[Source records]
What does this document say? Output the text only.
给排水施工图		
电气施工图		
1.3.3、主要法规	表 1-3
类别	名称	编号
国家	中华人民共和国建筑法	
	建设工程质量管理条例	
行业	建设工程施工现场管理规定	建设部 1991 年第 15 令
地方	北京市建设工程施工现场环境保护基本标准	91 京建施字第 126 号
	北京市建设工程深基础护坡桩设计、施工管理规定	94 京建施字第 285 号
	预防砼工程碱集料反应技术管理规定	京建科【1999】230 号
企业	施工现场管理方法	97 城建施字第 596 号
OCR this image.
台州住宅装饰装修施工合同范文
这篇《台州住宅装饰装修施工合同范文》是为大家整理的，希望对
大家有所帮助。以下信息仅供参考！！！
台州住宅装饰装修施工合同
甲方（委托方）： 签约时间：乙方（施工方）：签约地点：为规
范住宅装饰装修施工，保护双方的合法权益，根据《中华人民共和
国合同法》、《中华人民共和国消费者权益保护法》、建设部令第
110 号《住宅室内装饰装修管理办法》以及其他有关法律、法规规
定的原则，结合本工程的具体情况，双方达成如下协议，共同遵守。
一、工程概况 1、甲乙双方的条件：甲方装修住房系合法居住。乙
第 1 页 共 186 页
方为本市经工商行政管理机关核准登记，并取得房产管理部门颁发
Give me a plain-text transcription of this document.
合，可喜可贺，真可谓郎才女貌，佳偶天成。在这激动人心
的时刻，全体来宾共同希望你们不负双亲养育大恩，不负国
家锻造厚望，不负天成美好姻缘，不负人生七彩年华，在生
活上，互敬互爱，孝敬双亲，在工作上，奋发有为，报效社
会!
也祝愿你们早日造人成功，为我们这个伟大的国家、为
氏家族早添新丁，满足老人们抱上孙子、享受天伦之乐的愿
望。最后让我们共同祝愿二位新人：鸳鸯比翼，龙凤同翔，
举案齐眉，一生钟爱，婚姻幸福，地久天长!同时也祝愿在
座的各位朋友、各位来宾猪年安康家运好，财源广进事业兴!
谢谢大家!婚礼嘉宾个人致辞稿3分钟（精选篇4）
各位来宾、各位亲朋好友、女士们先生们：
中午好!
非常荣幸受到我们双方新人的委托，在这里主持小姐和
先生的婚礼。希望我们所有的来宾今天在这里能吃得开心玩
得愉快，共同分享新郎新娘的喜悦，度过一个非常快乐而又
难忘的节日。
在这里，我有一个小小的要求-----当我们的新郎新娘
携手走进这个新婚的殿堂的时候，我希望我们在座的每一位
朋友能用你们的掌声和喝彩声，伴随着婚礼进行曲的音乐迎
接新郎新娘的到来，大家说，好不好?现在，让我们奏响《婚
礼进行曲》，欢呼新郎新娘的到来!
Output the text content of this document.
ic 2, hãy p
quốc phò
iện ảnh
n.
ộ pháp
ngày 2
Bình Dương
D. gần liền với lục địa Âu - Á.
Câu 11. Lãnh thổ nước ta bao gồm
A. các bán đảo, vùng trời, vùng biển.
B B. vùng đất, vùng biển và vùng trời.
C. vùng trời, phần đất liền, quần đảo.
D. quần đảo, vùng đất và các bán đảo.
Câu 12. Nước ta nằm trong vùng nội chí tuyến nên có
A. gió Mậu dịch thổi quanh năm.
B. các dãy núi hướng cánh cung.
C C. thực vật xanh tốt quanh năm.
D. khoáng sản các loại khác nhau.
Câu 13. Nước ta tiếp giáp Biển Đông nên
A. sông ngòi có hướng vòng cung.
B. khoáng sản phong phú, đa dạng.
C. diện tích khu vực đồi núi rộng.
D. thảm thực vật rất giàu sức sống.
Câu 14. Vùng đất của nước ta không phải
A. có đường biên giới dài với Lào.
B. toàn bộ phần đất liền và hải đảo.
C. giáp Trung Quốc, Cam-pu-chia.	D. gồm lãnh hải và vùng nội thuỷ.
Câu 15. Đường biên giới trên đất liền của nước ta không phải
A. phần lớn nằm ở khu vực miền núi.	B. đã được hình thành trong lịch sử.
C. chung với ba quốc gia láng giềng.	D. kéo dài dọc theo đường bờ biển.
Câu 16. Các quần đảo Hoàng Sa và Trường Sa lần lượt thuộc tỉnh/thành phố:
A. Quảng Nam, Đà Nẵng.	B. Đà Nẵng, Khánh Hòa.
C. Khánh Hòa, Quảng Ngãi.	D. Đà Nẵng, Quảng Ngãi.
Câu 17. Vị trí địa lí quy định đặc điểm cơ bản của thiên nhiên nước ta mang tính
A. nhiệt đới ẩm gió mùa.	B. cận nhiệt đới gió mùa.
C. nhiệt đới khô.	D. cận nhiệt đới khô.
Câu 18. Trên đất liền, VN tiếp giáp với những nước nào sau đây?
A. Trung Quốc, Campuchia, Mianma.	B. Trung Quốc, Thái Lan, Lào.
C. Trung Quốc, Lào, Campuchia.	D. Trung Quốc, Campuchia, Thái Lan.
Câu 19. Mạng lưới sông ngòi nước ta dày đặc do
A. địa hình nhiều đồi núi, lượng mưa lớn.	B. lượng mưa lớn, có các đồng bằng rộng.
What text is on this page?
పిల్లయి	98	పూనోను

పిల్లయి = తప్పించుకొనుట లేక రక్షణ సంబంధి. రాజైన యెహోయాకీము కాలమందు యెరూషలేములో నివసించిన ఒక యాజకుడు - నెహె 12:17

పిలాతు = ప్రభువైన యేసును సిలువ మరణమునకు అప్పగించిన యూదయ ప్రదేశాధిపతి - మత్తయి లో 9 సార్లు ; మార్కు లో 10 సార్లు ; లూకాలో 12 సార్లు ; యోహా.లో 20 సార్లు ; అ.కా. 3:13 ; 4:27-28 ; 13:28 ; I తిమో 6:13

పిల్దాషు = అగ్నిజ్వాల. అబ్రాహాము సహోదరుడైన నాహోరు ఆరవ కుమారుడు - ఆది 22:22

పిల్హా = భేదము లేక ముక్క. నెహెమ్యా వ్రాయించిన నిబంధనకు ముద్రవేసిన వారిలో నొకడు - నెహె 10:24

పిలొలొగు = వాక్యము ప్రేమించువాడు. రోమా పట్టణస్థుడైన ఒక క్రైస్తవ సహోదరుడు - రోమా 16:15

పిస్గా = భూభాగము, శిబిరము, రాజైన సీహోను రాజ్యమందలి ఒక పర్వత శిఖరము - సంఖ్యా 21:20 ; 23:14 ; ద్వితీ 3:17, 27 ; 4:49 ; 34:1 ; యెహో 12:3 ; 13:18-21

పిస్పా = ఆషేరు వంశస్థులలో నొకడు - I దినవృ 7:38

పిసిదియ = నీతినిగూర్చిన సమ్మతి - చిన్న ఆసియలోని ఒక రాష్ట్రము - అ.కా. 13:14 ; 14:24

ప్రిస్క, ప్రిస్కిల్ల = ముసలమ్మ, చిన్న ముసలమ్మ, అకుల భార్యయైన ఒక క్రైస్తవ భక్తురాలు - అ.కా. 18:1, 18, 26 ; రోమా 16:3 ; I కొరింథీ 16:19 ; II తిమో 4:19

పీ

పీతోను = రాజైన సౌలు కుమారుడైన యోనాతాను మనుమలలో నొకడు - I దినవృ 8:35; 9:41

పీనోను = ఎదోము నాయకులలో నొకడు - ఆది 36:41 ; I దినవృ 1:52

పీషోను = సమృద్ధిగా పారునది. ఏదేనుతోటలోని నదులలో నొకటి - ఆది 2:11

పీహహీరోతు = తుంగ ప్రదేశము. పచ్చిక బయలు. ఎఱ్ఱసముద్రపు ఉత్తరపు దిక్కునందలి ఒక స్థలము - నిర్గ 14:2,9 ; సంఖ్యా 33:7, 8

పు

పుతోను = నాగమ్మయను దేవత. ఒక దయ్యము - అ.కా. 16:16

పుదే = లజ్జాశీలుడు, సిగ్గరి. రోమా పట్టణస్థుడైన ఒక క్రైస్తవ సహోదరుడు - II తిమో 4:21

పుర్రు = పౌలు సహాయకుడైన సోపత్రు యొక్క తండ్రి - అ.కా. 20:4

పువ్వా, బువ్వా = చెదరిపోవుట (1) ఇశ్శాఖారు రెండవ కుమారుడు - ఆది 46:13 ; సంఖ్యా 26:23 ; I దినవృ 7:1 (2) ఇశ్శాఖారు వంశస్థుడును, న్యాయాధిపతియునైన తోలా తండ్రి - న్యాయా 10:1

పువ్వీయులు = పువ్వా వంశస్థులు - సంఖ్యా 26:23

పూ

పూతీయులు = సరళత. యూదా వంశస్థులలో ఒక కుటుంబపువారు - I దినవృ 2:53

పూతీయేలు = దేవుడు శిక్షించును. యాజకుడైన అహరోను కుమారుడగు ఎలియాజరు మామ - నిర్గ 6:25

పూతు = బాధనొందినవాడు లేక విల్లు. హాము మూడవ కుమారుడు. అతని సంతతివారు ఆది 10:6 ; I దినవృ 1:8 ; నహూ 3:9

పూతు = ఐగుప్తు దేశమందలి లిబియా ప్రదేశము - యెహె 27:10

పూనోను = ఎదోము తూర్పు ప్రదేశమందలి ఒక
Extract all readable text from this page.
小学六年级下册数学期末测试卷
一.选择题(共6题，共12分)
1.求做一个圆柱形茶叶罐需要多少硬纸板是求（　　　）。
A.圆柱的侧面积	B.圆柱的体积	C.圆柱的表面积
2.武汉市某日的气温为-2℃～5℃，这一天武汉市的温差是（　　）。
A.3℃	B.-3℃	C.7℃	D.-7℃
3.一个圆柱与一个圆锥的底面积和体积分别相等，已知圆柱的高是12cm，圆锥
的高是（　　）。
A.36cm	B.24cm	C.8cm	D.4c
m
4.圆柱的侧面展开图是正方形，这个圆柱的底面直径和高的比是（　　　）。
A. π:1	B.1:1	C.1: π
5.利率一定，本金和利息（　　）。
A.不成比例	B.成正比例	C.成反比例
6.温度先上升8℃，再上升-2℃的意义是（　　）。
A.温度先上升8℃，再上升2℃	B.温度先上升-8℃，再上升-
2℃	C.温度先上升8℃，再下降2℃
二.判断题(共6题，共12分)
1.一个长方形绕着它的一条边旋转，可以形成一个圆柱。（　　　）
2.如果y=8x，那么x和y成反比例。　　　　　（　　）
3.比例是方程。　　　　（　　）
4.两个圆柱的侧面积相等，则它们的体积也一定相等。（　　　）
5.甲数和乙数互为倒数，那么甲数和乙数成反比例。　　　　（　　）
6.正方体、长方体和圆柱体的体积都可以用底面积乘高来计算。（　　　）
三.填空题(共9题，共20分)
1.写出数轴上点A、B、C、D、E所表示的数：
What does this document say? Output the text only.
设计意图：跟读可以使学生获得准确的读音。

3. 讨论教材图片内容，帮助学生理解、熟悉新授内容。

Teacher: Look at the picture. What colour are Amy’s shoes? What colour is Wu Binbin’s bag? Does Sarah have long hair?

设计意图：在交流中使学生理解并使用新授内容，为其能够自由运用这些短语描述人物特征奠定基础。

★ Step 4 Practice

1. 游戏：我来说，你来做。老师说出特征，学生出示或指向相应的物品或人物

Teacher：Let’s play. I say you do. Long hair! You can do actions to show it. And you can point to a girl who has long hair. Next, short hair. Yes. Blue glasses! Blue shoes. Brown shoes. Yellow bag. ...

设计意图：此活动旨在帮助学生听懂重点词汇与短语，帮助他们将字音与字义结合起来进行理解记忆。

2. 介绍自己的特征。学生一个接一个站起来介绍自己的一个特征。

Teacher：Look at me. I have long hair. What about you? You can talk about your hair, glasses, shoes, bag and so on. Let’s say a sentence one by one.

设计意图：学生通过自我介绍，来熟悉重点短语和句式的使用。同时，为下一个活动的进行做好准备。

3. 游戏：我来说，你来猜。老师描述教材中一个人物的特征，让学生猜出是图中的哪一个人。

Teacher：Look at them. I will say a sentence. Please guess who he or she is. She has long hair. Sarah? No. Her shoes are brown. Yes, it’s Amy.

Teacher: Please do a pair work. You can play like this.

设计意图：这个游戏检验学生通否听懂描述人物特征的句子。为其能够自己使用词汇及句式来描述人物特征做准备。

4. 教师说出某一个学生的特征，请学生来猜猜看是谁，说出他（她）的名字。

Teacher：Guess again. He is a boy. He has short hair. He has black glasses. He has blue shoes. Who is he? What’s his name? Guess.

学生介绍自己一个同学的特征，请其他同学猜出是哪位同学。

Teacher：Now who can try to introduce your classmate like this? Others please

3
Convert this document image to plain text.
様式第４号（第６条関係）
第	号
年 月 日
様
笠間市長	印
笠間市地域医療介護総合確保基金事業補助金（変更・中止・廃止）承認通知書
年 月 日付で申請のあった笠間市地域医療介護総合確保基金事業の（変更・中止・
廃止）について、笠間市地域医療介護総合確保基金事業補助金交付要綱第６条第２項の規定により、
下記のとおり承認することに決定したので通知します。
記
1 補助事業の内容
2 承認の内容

== Given request ==
Using the listing above, show each line holding the string "image".

== Answer to this exercise ==
OCR this image.
Convert this document image to plain text.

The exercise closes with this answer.